Stored entries:

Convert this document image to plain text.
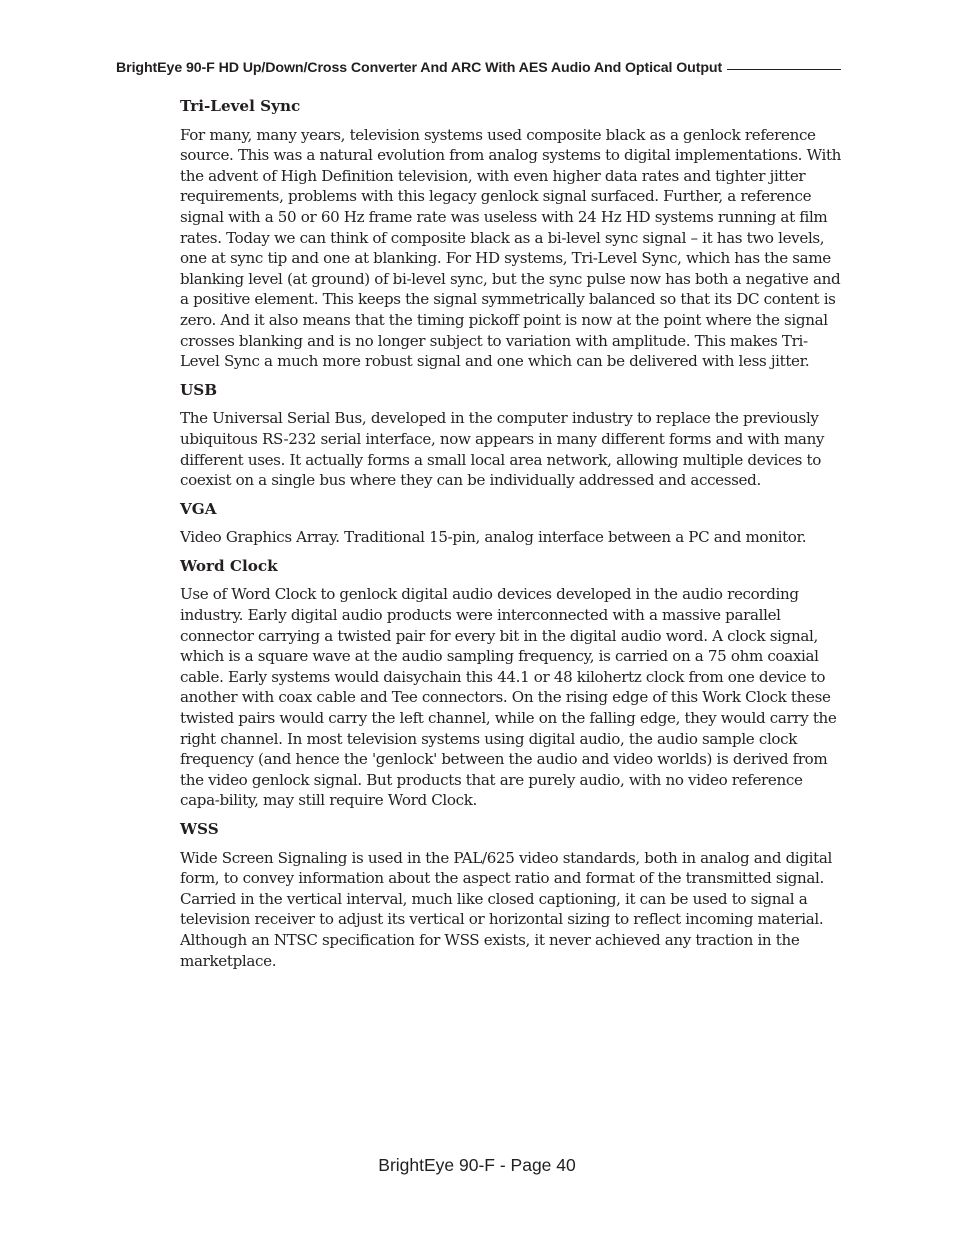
BrightEye 90-F HD Up/Down/Cross Converter And ARC With AES Audio And Optical Output
Tri-Level Sync

For many, many years, television systems used composite black as a genlock reference source. This was a natural evolution from analog systems to digital implementations. With the advent of High Definition television, with even higher data rates and tighter jitter requirements, problems with this legacy genlock signal surfaced. Further, a reference signal with a 50 or 60 Hz frame rate was useless with 24 Hz HD systems running at film rates. Today we can think of composite black as a bi-level sync signal – it has two levels, one at sync tip and one at blanking. For HD systems, Tri-Level Sync, which has the same blanking level (at ground) of bi-level sync, but the sync pulse now has both a negative and a positive element. This keeps the signal symmetrically balanced so that its DC content is zero. And it also means that the timing pickoff point is now at the point where the signal crosses blanking and is no longer subject to variation with amplitude. This makes Tri-Level Sync a much more robust signal and one which can be delivered with less jitter.

USB

The Universal Serial Bus, developed in the computer industry to replace the previously ubiquitous RS-232 serial interface, now appears in many different forms and with many different uses. It actually forms a small local area network, allowing multiple devices to coexist on a single bus where they can be individually addressed and accessed.

VGA

Video Graphics Array. Traditional 15-pin, analog interface between a PC and monitor.

Word Clock

Use of Word Clock to genlock digital audio devices developed in the audio recording industry. Early digital audio products were interconnected with a massive parallel connector carrying a twisted pair for every bit in the digital audio word. A clock signal, which is a square wave at the audio sampling frequency, is carried on a 75 ohm coaxial cable. Early systems would daisychain this 44.1 or 48 kilohertz clock from one device to another with coax cable and Tee connectors. On the rising edge of this Work Clock these twisted pairs would carry the left channel, while on the falling edge, they would carry the right channel. In most television systems using digital audio, the audio sample clock frequency (and hence the 'genlock' between the audio and video worlds) is derived from the video genlock signal. But products that are purely audio, with no video reference capa-bility, may still require Word Clock.

WSS

Wide Screen Signaling is used in the PAL/625 video standards, both in analog and digital form, to convey information about the aspect ratio and format of the transmitted signal. Carried in the vertical interval, much like closed captioning, it can be used to signal a television receiver to adjust its vertical or horizontal sizing to reflect incoming material. Although an NTSC specification for WSS exists, it never achieved any traction in the marketplace.

BrightEye 90-F - Page 40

> **JOB**: The data should be printed again unchanged; leave its pictures out.

> **FINISHED EXERCISE**:
Convert this document image to plain text.
BrightEye 90-F HD Up/Down/Cross Converter And ARC With AES Audio And Optical Output
Tri-Level Sync

For many, many years, television systems used composite black as a genlock reference source. This was a natural evolution from analog systems to digital implementations. With the advent of High Definition television, with even higher data rates and tighter jitter requirements, problems with this legacy genlock signal surfaced. Further, a reference signal with a 50 or 60 Hz frame rate was useless with 24 Hz HD systems running at film rates. Today we can think of composite black as a bi-level sync signal – it has two levels, one at sync tip and one at blanking. For HD systems, Tri-Level Sync, which has the same blanking level (at ground) of bi-level sync, but the sync pulse now has both a negative and a positive element. This keeps the signal symmetrically balanced so that its DC content is zero. And it also means that the timing pickoff point is now at the point where the signal crosses blanking and is no longer subject to variation with amplitude. This makes Tri-Level Sync a much more robust signal and one which can be delivered with less jitter.

USB

The Universal Serial Bus, developed in the computer industry to replace the previously ubiquitous RS-232 serial interface, now appears in many different forms and with many different uses. It actually forms a small local area network, allowing multiple devices to coexist on a single bus where they can be individually addressed and accessed.

VGA

Video Graphics Array. Traditional 15-pin, analog interface between a PC and monitor.

Word Clock

Use of Word Clock to genlock digital audio devices developed in the audio recording industry. Early digital audio products were interconnected with a massive parallel connector carrying a twisted pair for every bit in the digital audio word. A clock signal, which is a square wave at the audio sampling frequency, is carried on a 75 ohm coaxial cable. Early systems would daisychain this 44.1 or 48 kilohertz clock from one device to another with coax cable and Tee connectors. On the rising edge of this Work Clock these twisted pairs would carry the left channel, while on the falling edge, they would carry the right channel. In most television systems using digital audio, the audio sample clock frequency (and hence the 'genlock' between the audio and video worlds) is derived from the video genlock signal. But products that are purely audio, with no video reference capa-bility, may still require Word Clock.

WSS

Wide Screen Signaling is used in the PAL/625 video standards, both in analog and digital form, to convey information about the aspect ratio and format of the transmitted signal. Carried in the vertical interval, much like closed captioning, it can be used to signal a television receiver to adjust its vertical or horizontal sizing to reflect incoming material. Although an NTSC specification for WSS exists, it never achieved any traction in the marketplace.

BrightEye 90-F - Page 40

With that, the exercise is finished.